- Set of tasks
A - In the passage on UNDP programme capacities, in how many of the countries visited were the capacities in UNDP country offices found to be inappropriate?
B - Print everything from "It appears, however, that" down to "coordination and outreach." in the passage on UNDP programme capacities.

- Provided text
It appears, however, that programmes tend to require stronger capacities than classic projects, notably in the areas of management, negotiation, coordination, planning and outreach. These capacities are often inadequate in UNDP programme countries. It is therefore imperative to find ways to conduct a capacity/needs assessment in a non-threatening manner. Participatory mechanisms such as national stakeholder workshops and the sustainable livelihood methodology at the community level could probably help in this regard. The list of key considerations explained in detail in the latest NEX guidelines adequately captures technical, administrative, financial, planning and management capacities. It should be further expanded to include capacity indicators for coordination and outreach.
The capacities in UNDP country offices were found to be inappropriate in three of the countries visited. The evaluation team's observations tend to support the assertion made in one country that UNDP country office staff adequately handle classical tasks such as financial and procedural support but that they are not so well equipped with regard to substantive matters.

- Supplied data

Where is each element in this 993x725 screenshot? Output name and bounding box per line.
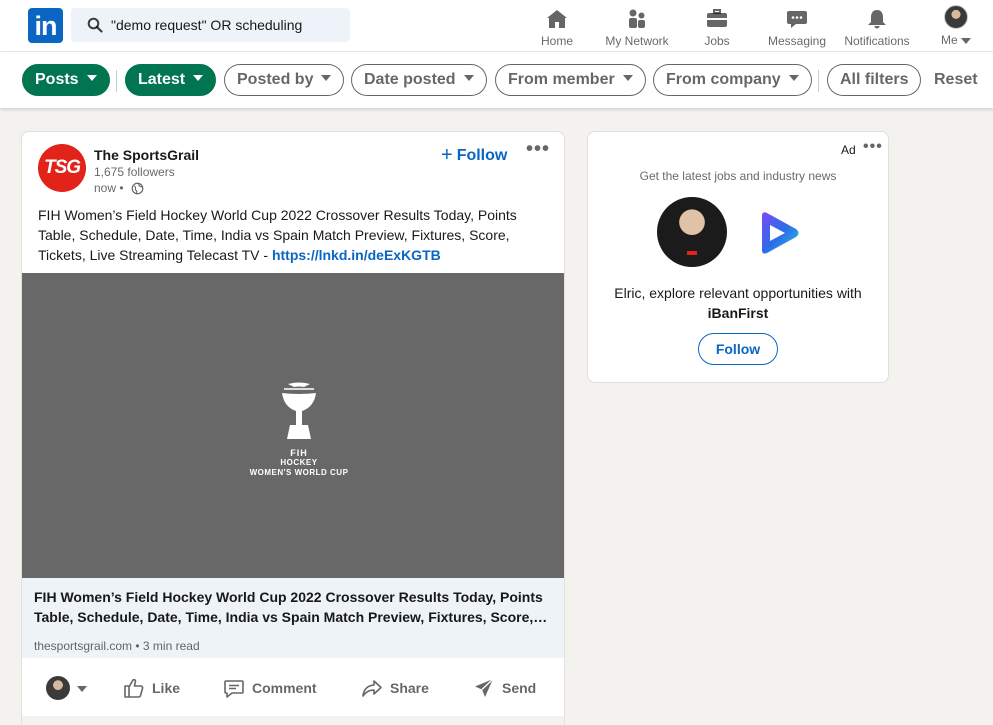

- Solutions to the exercise
A - Three.

B -
It appears, however, that programmes tend to require stronger capacities than classic projects, notably in the areas of management, negotiation, coordination, planning and outreach. These capacities are often inadequate in UNDP programme countries. It is therefore imperative to find ways to conduct a capacity/needs assessment in a non-threatening manner. Participatory mechanisms such as national stakeholder workshops and the sustainable livelihood methodology at the community level could probably help in this regard. The list of key considerations explained in detail in the latest NEX guidelines adequately captures technical, administrative, financial, planning and management capacities. It should be further expanded to include capacity indicators for coordination and outreach.